To be done:
Output every entry exactly as given.

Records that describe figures
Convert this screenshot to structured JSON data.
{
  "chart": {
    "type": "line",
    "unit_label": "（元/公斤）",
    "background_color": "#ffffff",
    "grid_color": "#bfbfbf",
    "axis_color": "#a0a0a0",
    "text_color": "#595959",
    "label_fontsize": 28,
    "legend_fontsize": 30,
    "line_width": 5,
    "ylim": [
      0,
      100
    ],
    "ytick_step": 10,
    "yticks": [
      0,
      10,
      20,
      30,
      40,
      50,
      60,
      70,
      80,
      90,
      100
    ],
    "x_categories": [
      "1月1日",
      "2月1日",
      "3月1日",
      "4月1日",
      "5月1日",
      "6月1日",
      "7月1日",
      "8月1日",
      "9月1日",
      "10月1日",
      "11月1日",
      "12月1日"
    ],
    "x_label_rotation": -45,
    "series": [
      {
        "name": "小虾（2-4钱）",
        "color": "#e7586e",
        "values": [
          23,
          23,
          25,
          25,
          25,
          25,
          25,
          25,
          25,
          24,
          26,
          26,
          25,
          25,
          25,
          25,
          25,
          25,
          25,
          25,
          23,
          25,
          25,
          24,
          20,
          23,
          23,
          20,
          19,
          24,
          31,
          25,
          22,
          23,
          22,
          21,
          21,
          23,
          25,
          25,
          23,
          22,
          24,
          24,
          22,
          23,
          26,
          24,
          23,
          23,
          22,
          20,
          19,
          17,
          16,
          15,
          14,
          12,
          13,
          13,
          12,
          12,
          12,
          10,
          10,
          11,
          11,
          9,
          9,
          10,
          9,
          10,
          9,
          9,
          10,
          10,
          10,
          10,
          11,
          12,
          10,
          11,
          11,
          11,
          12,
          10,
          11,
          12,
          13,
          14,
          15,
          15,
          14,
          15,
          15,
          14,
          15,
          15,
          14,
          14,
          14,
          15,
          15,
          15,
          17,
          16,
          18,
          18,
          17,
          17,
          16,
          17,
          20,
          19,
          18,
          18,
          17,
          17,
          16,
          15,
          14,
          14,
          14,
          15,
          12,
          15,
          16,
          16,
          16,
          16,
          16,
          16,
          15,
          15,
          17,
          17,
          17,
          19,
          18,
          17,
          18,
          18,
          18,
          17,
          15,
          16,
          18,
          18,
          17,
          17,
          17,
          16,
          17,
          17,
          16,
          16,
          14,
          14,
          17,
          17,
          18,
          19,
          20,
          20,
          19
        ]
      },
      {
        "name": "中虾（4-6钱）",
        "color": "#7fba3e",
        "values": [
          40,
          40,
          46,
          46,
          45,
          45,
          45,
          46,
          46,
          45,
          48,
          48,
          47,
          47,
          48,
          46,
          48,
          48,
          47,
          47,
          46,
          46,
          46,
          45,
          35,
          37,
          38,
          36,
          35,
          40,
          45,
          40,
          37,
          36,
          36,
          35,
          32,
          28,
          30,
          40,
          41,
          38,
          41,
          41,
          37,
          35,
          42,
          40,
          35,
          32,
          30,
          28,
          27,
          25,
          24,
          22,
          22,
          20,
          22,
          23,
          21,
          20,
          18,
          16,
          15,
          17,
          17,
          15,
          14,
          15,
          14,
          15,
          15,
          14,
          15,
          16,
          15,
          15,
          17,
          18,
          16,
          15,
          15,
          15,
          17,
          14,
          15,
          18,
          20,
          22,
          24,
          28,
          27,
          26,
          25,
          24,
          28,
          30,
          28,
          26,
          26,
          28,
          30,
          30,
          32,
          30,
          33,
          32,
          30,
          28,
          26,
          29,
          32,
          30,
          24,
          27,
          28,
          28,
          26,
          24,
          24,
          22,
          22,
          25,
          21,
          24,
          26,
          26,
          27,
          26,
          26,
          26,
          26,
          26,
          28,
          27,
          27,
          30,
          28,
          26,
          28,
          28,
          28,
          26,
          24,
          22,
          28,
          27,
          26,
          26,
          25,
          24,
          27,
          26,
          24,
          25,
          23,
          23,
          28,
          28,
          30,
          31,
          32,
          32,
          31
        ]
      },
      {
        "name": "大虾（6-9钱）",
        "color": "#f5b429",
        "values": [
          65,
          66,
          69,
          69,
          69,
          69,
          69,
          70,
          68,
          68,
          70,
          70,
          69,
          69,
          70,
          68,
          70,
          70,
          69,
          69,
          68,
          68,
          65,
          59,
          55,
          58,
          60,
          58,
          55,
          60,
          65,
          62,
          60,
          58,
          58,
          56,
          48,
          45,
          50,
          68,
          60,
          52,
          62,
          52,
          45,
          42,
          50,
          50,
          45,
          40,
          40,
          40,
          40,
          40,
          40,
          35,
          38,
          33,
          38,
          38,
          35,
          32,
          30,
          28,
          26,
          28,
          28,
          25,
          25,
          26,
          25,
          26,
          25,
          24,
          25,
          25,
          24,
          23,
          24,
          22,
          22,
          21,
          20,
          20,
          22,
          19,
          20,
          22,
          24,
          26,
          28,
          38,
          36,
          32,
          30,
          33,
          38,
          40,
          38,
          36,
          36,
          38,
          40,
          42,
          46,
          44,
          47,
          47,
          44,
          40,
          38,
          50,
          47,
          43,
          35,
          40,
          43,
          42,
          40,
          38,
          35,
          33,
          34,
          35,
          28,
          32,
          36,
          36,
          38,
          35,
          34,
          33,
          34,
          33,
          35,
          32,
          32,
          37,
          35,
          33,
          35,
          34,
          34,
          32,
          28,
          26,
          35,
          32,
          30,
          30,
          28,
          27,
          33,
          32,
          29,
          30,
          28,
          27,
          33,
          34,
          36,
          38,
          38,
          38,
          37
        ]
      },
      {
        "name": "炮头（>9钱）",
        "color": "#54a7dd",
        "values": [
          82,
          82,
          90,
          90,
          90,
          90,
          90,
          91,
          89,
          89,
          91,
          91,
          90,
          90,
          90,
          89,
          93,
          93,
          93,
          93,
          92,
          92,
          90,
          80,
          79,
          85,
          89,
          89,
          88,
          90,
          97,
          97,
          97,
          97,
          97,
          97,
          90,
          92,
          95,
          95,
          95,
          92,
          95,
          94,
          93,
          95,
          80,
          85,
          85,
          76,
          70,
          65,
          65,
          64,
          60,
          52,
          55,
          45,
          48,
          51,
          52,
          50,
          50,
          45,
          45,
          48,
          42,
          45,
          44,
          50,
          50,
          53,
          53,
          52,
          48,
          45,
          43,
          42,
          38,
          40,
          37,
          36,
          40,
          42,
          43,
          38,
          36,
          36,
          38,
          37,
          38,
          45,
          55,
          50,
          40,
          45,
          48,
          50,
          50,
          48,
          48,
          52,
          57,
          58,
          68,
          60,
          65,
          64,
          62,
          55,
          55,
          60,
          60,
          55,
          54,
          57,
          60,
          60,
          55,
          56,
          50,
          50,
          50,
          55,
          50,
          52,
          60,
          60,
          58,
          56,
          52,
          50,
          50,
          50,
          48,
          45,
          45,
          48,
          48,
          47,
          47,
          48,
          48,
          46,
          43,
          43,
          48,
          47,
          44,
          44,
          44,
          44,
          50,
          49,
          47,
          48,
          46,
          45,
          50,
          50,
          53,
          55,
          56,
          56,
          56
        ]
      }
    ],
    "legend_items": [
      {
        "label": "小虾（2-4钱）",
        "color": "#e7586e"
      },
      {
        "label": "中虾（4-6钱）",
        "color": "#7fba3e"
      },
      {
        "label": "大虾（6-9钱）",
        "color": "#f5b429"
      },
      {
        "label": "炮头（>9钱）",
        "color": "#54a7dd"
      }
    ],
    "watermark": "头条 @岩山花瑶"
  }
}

The answer:
Convert this screenshot to structured JSON data.
{
  "chart": {
    "type": "line",
    "unit_label": "（元/公斤）",
    "background_color": "#ffffff",
    "grid_color": "#bfbfbf",
    "axis_color": "#a0a0a0",
    "text_color": "#595959",
    "label_fontsize": 28,
    "legend_fontsize": 30,
    "line_width": 5,
    "ylim": [
      0,
      100
    ],
    "ytick_step": 10,
    "yticks": [
      0,
      10,
      20,
      30,
      40,
      50,
      60,
      70,
      80,
      90,
      100
    ],
    "x_categories": [
      "1月1日",
      "2月1日",
      "3月1日",
      "4月1日",
      "5月1日",
      "6月1日",
      "7月1日",
      "8月1日",
      "9月1日",
      "10月1日",
      "11月1日",
      "12月1日"
    ],
    "x_label_rotation": -45,
    "series": [
      {
        "name": "小虾（2-4钱）",
        "color": "#e7586e",
        "values": [
          23,
          23,
          25,
          25,
          25,
          25,
          25,
          25,
          25,
          24,
          26,
          26,
          25,
          25,
          25,
          25,
          25,
          25,
          25,
          25,
          23,
          25,
          25,
          24,
          20,
          23,
          23,
          20,
          19,
          24,
          31,
          25,
          22,
          23,
          22,
          21,
          21,
          23,
          25,
          25,
          23,
          22,
          24,
          24,
          22,
          23,
          26,
          24,
          23,
          23,
          22,
          20,
          19,
          17,
          16,
          15,
          14,
          12,
          13,
          13,
          12,
          12,
          12,
          10,
          10,
          11,
          11,
          9,
          9,
          10,
          9,
          10,
          9,
          9,
          10,
          10,
          10,
          10,
          11,
          12,
          10,
          11,
          11,
          11,
          12,
          10,
          11,
          12,
          13,
          14,
          15,
          15,
          14,
          15,
          15,
          14,
          15,
          15,
          14,
          14,
          14,
          15,
          15,
          15,
          17,
          16,
          18,
          18,
          17,
          17,
          16,
          17,
          20,
          19,
          18,
          18,
          17,
          17,
          16,
          15,
          14,
          14,
          14,
          15,
          12,
          15,
          16,
          16,
          16,
          16,
          16,
          16,
          15,
          15,
          17,
          17,
          17,
          19,
          18,
          17,
          18,
          18,
          18,
          17,
          15,
          16,
          18,
          18,
          17,
          17,
          17,
          16,
          17,
          17,
          16,
          16,
          14,
          14,
          17,
          17,
          18,
          19,
          20,
          20,
          19
        ]
      },
      {
        "name": "中虾（4-6钱）",
        "color": "#7fba3e",
        "values": [
          40,
          40,
          46,
          46,
          45,
          45,
          45,
          46,
          46,
          45,
          48,
          48,
          47,
          47,
          48,
          46,
          48,
          48,
          47,
          47,
          46,
          46,
          46,
          45,
          35,
          37,
          38,
          36,
          35,
          40,
          45,
          40,
          37,
          36,
          36,
          35,
          32,
          28,
          30,
          40,
          41,
          38,
          41,
          41,
          37,
          35,
          42,
          40,
          35,
          32,
          30,
          28,
          27,
          25,
          24,
          22,
          22,
          20,
          22,
          23,
          21,
          20,
          18,
          16,
          15,
          17,
          17,
          15,
          14,
          15,
          14,
          15,
          15,
          14,
          15,
          16,
          15,
          15,
          17,
          18,
          16,
          15,
          15,
          15,
          17,
          14,
          15,
          18,
          20,
          22,
          24,
          28,
          27,
          26,
          25,
          24,
          28,
          30,
          28,
          26,
          26,
          28,
          30,
          30,
          32,
          30,
          33,
          32,
          30,
          28,
          26,
          29,
          32,
          30,
          24,
          27,
          28,
          28,
          26,
          24,
          24,
          22,
          22,
          25,
          21,
          24,
          26,
          26,
          27,
          26,
          26,
          26,
          26,
          26,
          28,
          27,
          27,
          30,
          28,
          26,
          28,
          28,
          28,
          26,
          24,
          22,
          28,
          27,
          26,
          26,
          25,
          24,
          27,
          26,
          24,
          25,
          23,
          23,
          28,
          28,
          30,
          31,
          32,
          32,
          31
        ]
      },
      {
        "name": "大虾（6-9钱）",
        "color": "#f5b429",
        "values": [
          65,
          66,
          69,
          69,
          69,
          69,
          69,
          70,
          68,
          68,
          70,
          70,
          69,
          69,
          70,
          68,
          70,
          70,
          69,
          69,
          68,
          68,
          65,
          59,
          55,
          58,
          60,
          58,
          55,
          60,
          65,
          62,
          60,
          58,
          58,
          56,
          48,
          45,
          50,
          68,
          60,
          52,
          62,
          52,
          45,
          42,
          50,
          50,
          45,
          40,
          40,
          40,
          40,
          40,
          40,
          35,
          38,
          33,
          38,
          38,
          35,
          32,
          30,
          28,
          26,
          28,
          28,
          25,
          25,
          26,
          25,
          26,
          25,
          24,
          25,
          25,
          24,
          23,
          24,
          22,
          22,
          21,
          20,
          20,
          22,
          19,
          20,
          22,
          24,
          26,
          28,
          38,
          36,
          32,
          30,
          33,
          38,
          40,
          38,
          36,
          36,
          38,
          40,
          42,
          46,
          44,
          47,
          47,
          44,
          40,
          38,
          50,
          47,
          43,
          35,
          40,
          43,
          42,
          40,
          38,
          35,
          33,
          34,
          35,
          28,
          32,
          36,
          36,
          38,
          35,
          34,
          33,
          34,
          33,
          35,
          32,
          32,
          37,
          35,
          33,
          35,
          34,
          34,
          32,
          28,
          26,
          35,
          32,
          30,
          30,
          28,
          27,
          33,
          32,
          29,
          30,
          28,
          27,
          33,
          34,
          36,
          38,
          38,
          38,
          37
        ]
      },
      {
        "name": "炮头（>9钱）",
        "color": "#54a7dd",
        "values": [
          82,
          82,
          90,
          90,
          90,
          90,
          90,
          91,
          89,
          89,
          91,
          91,
          90,
          90,
          90,
          89,
          93,
          93,
          93,
          93,
          92,
          92,
          90,
          80,
          79,
          85,
          89,
          89,
          88,
          90,
          97,
          97,
          97,
          97,
          97,
          97,
          90,
          92,
          95,
          95,
          95,
          92,
          95,
          94,
          93,
          95,
          80,
          85,
          85,
          76,
          70,
          65,
          65,
          64,
          60,
          52,
          55,
          45,
          48,
          51,
          52,
          50,
          50,
          45,
          45,
          48,
          42,
          45,
          44,
          50,
          50,
          53,
          53,
          52,
          48,
          45,
          43,
          42,
          38,
          40,
          37,
          36,
          40,
          42,
          43,
          38,
          36,
          36,
          38,
          37,
          38,
          45,
          55,
          50,
          40,
          45,
          48,
          50,
          50,
          48,
          48,
          52,
          57,
          58,
          68,
          60,
          65,
          64,
          62,
          55,
          55,
          60,
          60,
          55,
          54,
          57,
          60,
          60,
          55,
          56,
          50,
          50,
          50,
          55,
          50,
          52,
          60,
          60,
          58,
          56,
          52,
          50,
          50,
          50,
          48,
          45,
          45,
          48,
          48,
          47,
          47,
          48,
          48,
          46,
          43,
          43,
          48,
          47,
          44,
          44,
          44,
          44,
          50,
          49,
          47,
          48,
          46,
          45,
          50,
          50,
          53,
          55,
          56,
          56,
          56
        ]
      }
    ],
    "legend_items": [
      {
        "label": "小虾（2-4钱）",
        "color": "#e7586e"
      },
      {
        "label": "中虾（4-6钱）",
        "color": "#7fba3e"
      },
      {
        "label": "大虾（6-9钱）",
        "color": "#f5b429"
      },
      {
        "label": "炮头（>9钱）",
        "color": "#54a7dd"
      }
    ],
    "watermark": "头条 @岩山花瑶"
  }
}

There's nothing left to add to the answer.